Problem to solve:
Copy every line that holds "title".

Input:
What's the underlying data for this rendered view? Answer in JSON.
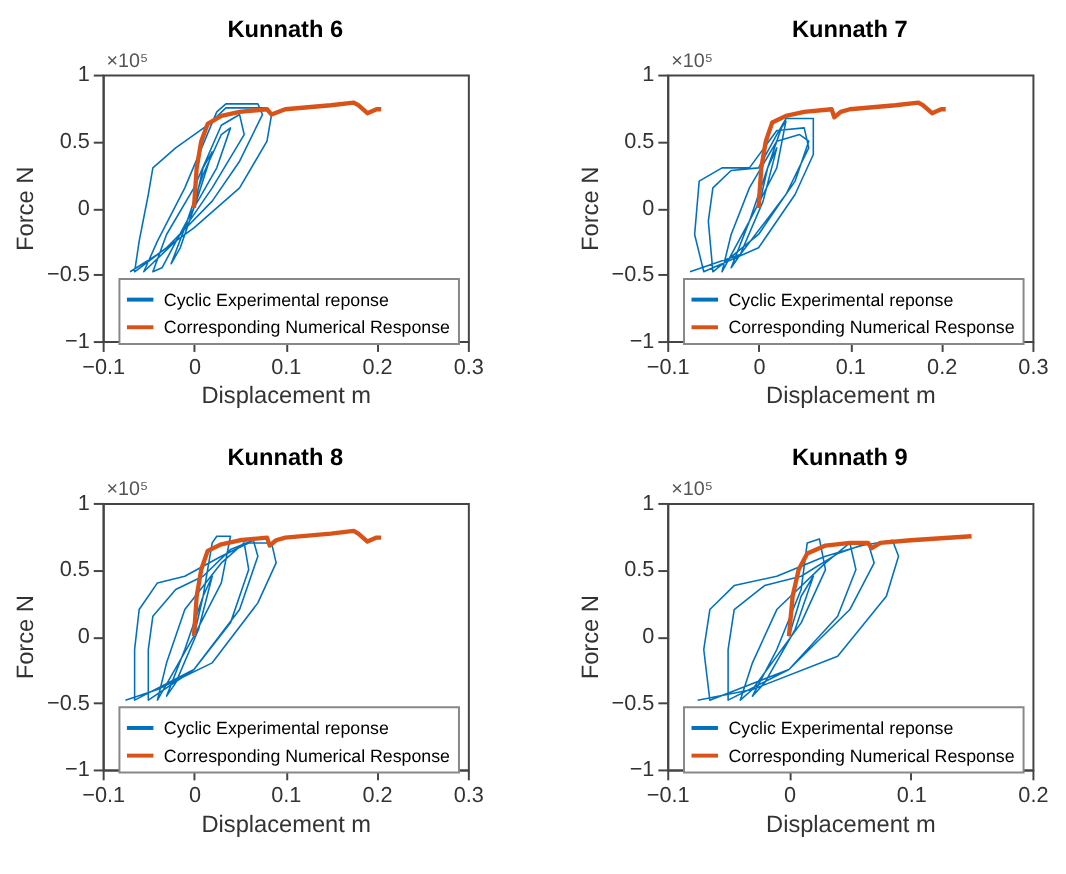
{
  "chart_data": [
    {
      "type": "line",
      "title": "Kunnath 6",
      "xlabel": "Displacement m",
      "ylabel": "Force N",
      "annotations": [
        "×10⁵"
      ],
      "xlim": [
        -0.1,
        0.3
      ],
      "xticks": [
        -0.1,
        0,
        0.1,
        0.2,
        0.3
      ],
      "ylim": [
        -1,
        1
      ],
      "yticks": [
        -1,
        -0.5,
        0,
        0.5,
        1
      ],
      "grid": false,
      "legend": "bottom",
      "series": [
        {
          "name": "Cyclic Experimental reponse",
          "color": "#0072bd",
          "x": [
            0,
            0.01,
            0.02,
            0.005,
            -0.015,
            -0.025,
            -0.01,
            0.01,
            0.03,
            0.04,
            0.025,
            0,
            -0.035,
            -0.045,
            -0.03,
            0,
            0.03,
            0.05,
            0.055,
            0.02,
            -0.02,
            -0.055,
            -0.04,
            -0.01,
            0.025,
            0.035,
            0.07,
            0.075,
            0.05,
            0.02,
            -0.03,
            -0.065,
            -0.06,
            -0.05,
            -0.045,
            -0.02,
            0.015,
            0.035,
            0.08,
            0.085,
            0.08,
            0.05,
            0,
            -0.04,
            -0.07
          ],
          "values": [
            0,
            0.3,
            0.42,
            0.1,
            -0.3,
            -0.42,
            -0.15,
            0.25,
            0.55,
            0.6,
            0.3,
            0,
            -0.45,
            -0.48,
            -0.2,
            0.15,
            0.62,
            0.7,
            0.55,
            0.15,
            -0.25,
            -0.48,
            -0.25,
            0.15,
            0.72,
            0.78,
            0.78,
            0.7,
            0.35,
            0.05,
            -0.3,
            -0.48,
            -0.25,
            0.1,
            0.3,
            0.45,
            0.62,
            0.75,
            0.75,
            0.7,
            0.5,
            0.15,
            -0.15,
            -0.35,
            -0.48
          ]
        },
        {
          "name": "Corresponding Numerical Response",
          "color": "#d95319",
          "x": [
            0,
            0.003,
            0.008,
            0.015,
            0.03,
            0.05,
            0.08,
            0.085,
            0.1,
            0.15,
            0.175,
            0.18,
            0.19,
            0.2,
            0.205
          ],
          "values": [
            0,
            0.3,
            0.5,
            0.63,
            0.69,
            0.72,
            0.74,
            0.7,
            0.74,
            0.77,
            0.79,
            0.77,
            0.71,
            0.74,
            0.74
          ]
        }
      ]
    },
    {
      "type": "line",
      "title": "Kunnath 7",
      "xlabel": "Displacement m",
      "ylabel": "Force N",
      "annotations": [
        "×10⁵"
      ],
      "xlim": [
        -0.1,
        0.3
      ],
      "xticks": [
        -0.1,
        0,
        0.1,
        0.2,
        0.3
      ],
      "ylim": [
        -1,
        1
      ],
      "yticks": [
        -1,
        -0.5,
        0,
        0.5,
        1
      ],
      "grid": false,
      "legend": "bottom",
      "series": [
        {
          "name": "Cyclic Experimental reponse",
          "color": "#0072bd",
          "x": [
            0,
            0.01,
            0.02,
            0.005,
            -0.02,
            -0.03,
            -0.01,
            0.01,
            0.025,
            0.03,
            0.02,
            -0.01,
            -0.04,
            -0.03,
            -0.01,
            0.02,
            0.045,
            0.055,
            0.04,
            0,
            -0.05,
            -0.055,
            -0.05,
            -0.03,
            0,
            0.02,
            0.03,
            0.06,
            0.06,
            0.04,
            0,
            -0.06,
            -0.07,
            -0.065,
            -0.04,
            -0.01,
            0.02,
            0.05,
            0.055,
            0.03,
            -0.02,
            -0.075
          ],
          "values": [
            0,
            0.3,
            0.45,
            0.05,
            -0.35,
            -0.45,
            -0.1,
            0.3,
            0.6,
            0.65,
            0.3,
            -0.1,
            -0.48,
            -0.2,
            0.15,
            0.5,
            0.55,
            0.5,
            0.2,
            -0.2,
            -0.48,
            -0.1,
            0.15,
            0.28,
            0.3,
            0.55,
            0.67,
            0.67,
            0.4,
            0.1,
            -0.3,
            -0.48,
            -0.2,
            0.2,
            0.3,
            0.3,
            0.58,
            0.6,
            0.45,
            0.1,
            -0.35,
            -0.48
          ]
        },
        {
          "name": "Corresponding Numerical Response",
          "color": "#d95319",
          "x": [
            0,
            0.003,
            0.008,
            0.015,
            0.03,
            0.05,
            0.08,
            0.083,
            0.09,
            0.1,
            0.15,
            0.175,
            0.18,
            0.19,
            0.2,
            0.205
          ],
          "values": [
            0,
            0.3,
            0.5,
            0.64,
            0.69,
            0.72,
            0.74,
            0.68,
            0.72,
            0.74,
            0.77,
            0.79,
            0.77,
            0.71,
            0.74,
            0.74
          ]
        }
      ]
    },
    {
      "type": "line",
      "title": "Kunnath 8",
      "xlabel": "Displacement m",
      "ylabel": "Force N",
      "annotations": [
        "×10⁵"
      ],
      "xlim": [
        -0.1,
        0.3
      ],
      "xticks": [
        -0.1,
        0,
        0.1,
        0.2,
        0.3
      ],
      "ylim": [
        -1,
        1
      ],
      "yticks": [
        -1,
        -0.5,
        0,
        0.5,
        1
      ],
      "grid": false,
      "legend": "bottom",
      "series": [
        {
          "name": "Cyclic Experimental reponse",
          "color": "#0072bd",
          "x": [
            0,
            0.01,
            0.02,
            0.005,
            -0.02,
            -0.03,
            -0.01,
            0.01,
            0.02,
            0.025,
            0.04,
            0.03,
            0,
            -0.04,
            -0.03,
            -0.01,
            0.03,
            0.055,
            0.06,
            0.04,
            0,
            -0.05,
            -0.05,
            -0.045,
            -0.02,
            0.01,
            0.04,
            0.065,
            0.07,
            0.05,
            0,
            -0.065,
            -0.065,
            -0.06,
            -0.04,
            -0.01,
            0.03,
            0.06,
            0.085,
            0.09,
            0.07,
            0.02,
            -0.04,
            -0.075
          ],
          "values": [
            0,
            0.3,
            0.45,
            0.05,
            -0.35,
            -0.45,
            -0.1,
            0.3,
            0.7,
            0.75,
            0.75,
            0.4,
            0,
            -0.48,
            -0.2,
            0.2,
            0.55,
            0.7,
            0.5,
            0.1,
            -0.25,
            -0.48,
            -0.1,
            0.15,
            0.35,
            0.45,
            0.65,
            0.72,
            0.6,
            0.2,
            -0.25,
            -0.48,
            -0.1,
            0.2,
            0.4,
            0.45,
            0.6,
            0.7,
            0.7,
            0.55,
            0.25,
            -0.2,
            -0.4,
            -0.48
          ]
        },
        {
          "name": "Corresponding Numerical Response",
          "color": "#d95319",
          "x": [
            0,
            0.003,
            0.008,
            0.015,
            0.03,
            0.05,
            0.08,
            0.083,
            0.09,
            0.1,
            0.15,
            0.175,
            0.18,
            0.19,
            0.2,
            0.205
          ],
          "values": [
            0,
            0.3,
            0.5,
            0.64,
            0.69,
            0.72,
            0.74,
            0.68,
            0.72,
            0.74,
            0.77,
            0.79,
            0.77,
            0.71,
            0.74,
            0.74
          ]
        }
      ]
    },
    {
      "type": "line",
      "title": "Kunnath 9",
      "xlabel": "Displacement m",
      "ylabel": "Force N",
      "annotations": [
        "×10⁵"
      ],
      "xlim": [
        -0.1,
        0.2
      ],
      "xticks": [
        -0.1,
        0,
        0.1,
        0.2
      ],
      "ylim": [
        -1,
        1
      ],
      "yticks": [
        -1,
        -0.5,
        0,
        0.5,
        1
      ],
      "grid": false,
      "legend": "bottom",
      "series": [
        {
          "name": "Cyclic Experimental reponse",
          "color": "#0072bd",
          "x": [
            0,
            0.01,
            0.02,
            0.005,
            -0.02,
            -0.03,
            -0.01,
            0.01,
            0.015,
            0.025,
            0.03,
            0.01,
            -0.03,
            -0.04,
            -0.03,
            -0.01,
            0.03,
            0.05,
            0.055,
            0.04,
            0,
            -0.05,
            -0.05,
            -0.045,
            -0.02,
            0.01,
            0.04,
            0.065,
            0.07,
            0.05,
            0,
            -0.065,
            -0.07,
            -0.065,
            -0.045,
            -0.01,
            0.03,
            0.06,
            0.085,
            0.09,
            0.08,
            0.04,
            -0.03,
            -0.075
          ],
          "values": [
            0,
            0.3,
            0.45,
            0.05,
            -0.35,
            -0.45,
            -0.1,
            0.35,
            0.7,
            0.73,
            0.5,
            0.1,
            -0.4,
            -0.48,
            -0.2,
            0.2,
            0.55,
            0.7,
            0.5,
            0.15,
            -0.25,
            -0.48,
            -0.1,
            0.2,
            0.38,
            0.45,
            0.62,
            0.7,
            0.55,
            0.2,
            -0.25,
            -0.48,
            -0.1,
            0.2,
            0.38,
            0.45,
            0.6,
            0.68,
            0.72,
            0.6,
            0.3,
            -0.15,
            -0.4,
            -0.48
          ]
        },
        {
          "name": "Corresponding Numerical Response",
          "color": "#d95319",
          "x": [
            0,
            0.003,
            0.008,
            0.015,
            0.03,
            0.05,
            0.065,
            0.068,
            0.075,
            0.1,
            0.15
          ],
          "values": [
            0,
            0.3,
            0.5,
            0.62,
            0.68,
            0.7,
            0.7,
            0.66,
            0.7,
            0.72,
            0.75
          ]
        }
      ]
    }
  ]
}
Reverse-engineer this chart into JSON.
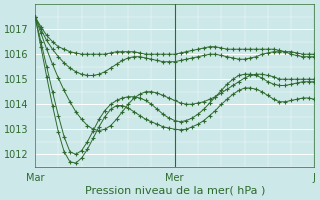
{
  "bg_color": "#cce8e8",
  "grid_color": "#ffffff",
  "line_color": "#2d6a2d",
  "ylabel_text": "Pression niveau de la mer( hPa )",
  "xlabel_labels": [
    "Mar",
    "Mer",
    "J"
  ],
  "ylim": [
    1011.5,
    1018.0
  ],
  "yticks": [
    1012,
    1013,
    1014,
    1015,
    1016,
    1017
  ],
  "n_points": 49,
  "vline_x": 24,
  "vline_x2": 48,
  "tick_color": "#2d6a2d",
  "tick_fontsize": 7,
  "xlabel_fontsize": 8,
  "line1_x": [
    0,
    1,
    2,
    3,
    4,
    5,
    6,
    7,
    8,
    9,
    10,
    11,
    12,
    13,
    14,
    15,
    16,
    17,
    18,
    19,
    20,
    21,
    22,
    23,
    24,
    25,
    26,
    27,
    28,
    29,
    30,
    31,
    32,
    33,
    34,
    35,
    36,
    37,
    38,
    39,
    40,
    41,
    42,
    43,
    44,
    45,
    46,
    47,
    48
  ],
  "line1_y": [
    1017.5,
    1017.1,
    1016.75,
    1016.5,
    1016.3,
    1016.2,
    1016.1,
    1016.05,
    1016.0,
    1016.0,
    1016.0,
    1016.0,
    1016.0,
    1016.05,
    1016.1,
    1016.1,
    1016.1,
    1016.1,
    1016.05,
    1016.0,
    1016.0,
    1016.0,
    1016.0,
    1016.0,
    1016.0,
    1016.05,
    1016.1,
    1016.15,
    1016.2,
    1016.25,
    1016.3,
    1016.3,
    1016.25,
    1016.2,
    1016.2,
    1016.2,
    1016.2,
    1016.2,
    1016.2,
    1016.2,
    1016.2,
    1016.2,
    1016.15,
    1016.1,
    1016.1,
    1016.05,
    1016.0,
    1016.0,
    1016.0
  ],
  "line2_x": [
    0,
    1,
    2,
    3,
    4,
    5,
    6,
    7,
    8,
    9,
    10,
    11,
    12,
    13,
    14,
    15,
    16,
    17,
    18,
    19,
    20,
    21,
    22,
    23,
    24,
    25,
    26,
    27,
    28,
    29,
    30,
    31,
    32,
    33,
    34,
    35,
    36,
    37,
    38,
    39,
    40,
    41,
    42,
    43,
    44,
    45,
    46,
    47,
    48
  ],
  "line2_y": [
    1017.5,
    1017.0,
    1016.55,
    1016.2,
    1015.9,
    1015.65,
    1015.45,
    1015.3,
    1015.2,
    1015.15,
    1015.15,
    1015.2,
    1015.3,
    1015.45,
    1015.6,
    1015.75,
    1015.85,
    1015.9,
    1015.9,
    1015.85,
    1015.8,
    1015.75,
    1015.7,
    1015.7,
    1015.7,
    1015.75,
    1015.8,
    1015.85,
    1015.9,
    1015.95,
    1016.0,
    1016.0,
    1015.95,
    1015.9,
    1015.85,
    1015.8,
    1015.8,
    1015.85,
    1015.9,
    1016.0,
    1016.05,
    1016.1,
    1016.1,
    1016.1,
    1016.0,
    1015.95,
    1015.9,
    1015.9,
    1015.9
  ],
  "line3_x": [
    0,
    1,
    2,
    3,
    4,
    5,
    6,
    7,
    8,
    9,
    10,
    11,
    12,
    13,
    14,
    15,
    16,
    17,
    18,
    19,
    20,
    21,
    22,
    23,
    24,
    25,
    26,
    27,
    28,
    29,
    30,
    31,
    32,
    33,
    34,
    35,
    36,
    37,
    38,
    39,
    40,
    41,
    42,
    43,
    44,
    45,
    46,
    47,
    48
  ],
  "line3_y": [
    1017.5,
    1016.85,
    1016.2,
    1015.6,
    1015.05,
    1014.55,
    1014.1,
    1013.7,
    1013.4,
    1013.15,
    1013.0,
    1012.95,
    1013.0,
    1013.15,
    1013.4,
    1013.7,
    1014.0,
    1014.25,
    1014.4,
    1014.5,
    1014.5,
    1014.45,
    1014.35,
    1014.25,
    1014.15,
    1014.05,
    1014.0,
    1014.0,
    1014.05,
    1014.1,
    1014.2,
    1014.3,
    1014.45,
    1014.6,
    1014.75,
    1014.9,
    1015.05,
    1015.15,
    1015.2,
    1015.2,
    1015.15,
    1015.1,
    1015.0,
    1015.0,
    1015.0,
    1015.0,
    1015.0,
    1015.0,
    1015.0
  ],
  "line4_x": [
    0,
    1,
    2,
    3,
    4,
    5,
    6,
    7,
    8,
    9,
    10,
    11,
    12,
    13,
    14,
    15,
    16,
    17,
    18,
    19,
    20,
    21,
    22,
    23,
    24,
    25,
    26,
    27,
    28,
    29,
    30,
    31,
    32,
    33,
    34,
    35,
    36,
    37,
    38,
    39,
    40,
    41,
    42,
    43,
    44,
    45,
    46,
    47,
    48
  ],
  "line4_y": [
    1017.5,
    1016.5,
    1015.5,
    1014.5,
    1013.55,
    1012.7,
    1012.1,
    1012.0,
    1012.15,
    1012.5,
    1012.95,
    1013.4,
    1013.75,
    1014.0,
    1014.15,
    1014.25,
    1014.3,
    1014.3,
    1014.25,
    1014.15,
    1014.0,
    1013.8,
    1013.6,
    1013.45,
    1013.35,
    1013.3,
    1013.35,
    1013.45,
    1013.6,
    1013.8,
    1014.05,
    1014.3,
    1014.55,
    1014.8,
    1015.0,
    1015.15,
    1015.2,
    1015.2,
    1015.15,
    1015.05,
    1014.9,
    1014.8,
    1014.75,
    1014.75,
    1014.8,
    1014.85,
    1014.9,
    1014.9,
    1014.9
  ],
  "line5_x": [
    0,
    1,
    2,
    3,
    4,
    5,
    6,
    7,
    8,
    9,
    10,
    11,
    12,
    13,
    14,
    15,
    16,
    17,
    18,
    19,
    20,
    21,
    22,
    23,
    24,
    25,
    26,
    27,
    28,
    29,
    30,
    31,
    32,
    33,
    34,
    35,
    36,
    37,
    38,
    39,
    40,
    41,
    42,
    43,
    44,
    45,
    46,
    47,
    48
  ],
  "line5_y": [
    1017.5,
    1016.3,
    1015.1,
    1013.95,
    1012.9,
    1012.1,
    1011.7,
    1011.65,
    1011.85,
    1012.2,
    1012.65,
    1013.1,
    1013.5,
    1013.8,
    1013.95,
    1013.95,
    1013.85,
    1013.7,
    1013.55,
    1013.4,
    1013.3,
    1013.2,
    1013.1,
    1013.05,
    1013.0,
    1012.98,
    1013.0,
    1013.1,
    1013.2,
    1013.35,
    1013.55,
    1013.75,
    1014.0,
    1014.2,
    1014.4,
    1014.55,
    1014.65,
    1014.65,
    1014.6,
    1014.5,
    1014.35,
    1014.2,
    1014.1,
    1014.1,
    1014.15,
    1014.2,
    1014.25,
    1014.25,
    1014.2
  ]
}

Result of the task:
      "title": "Kunnath 6",
      "title": "Kunnath 7",
      "title": "Kunnath 8",
      "title": "Kunnath 9",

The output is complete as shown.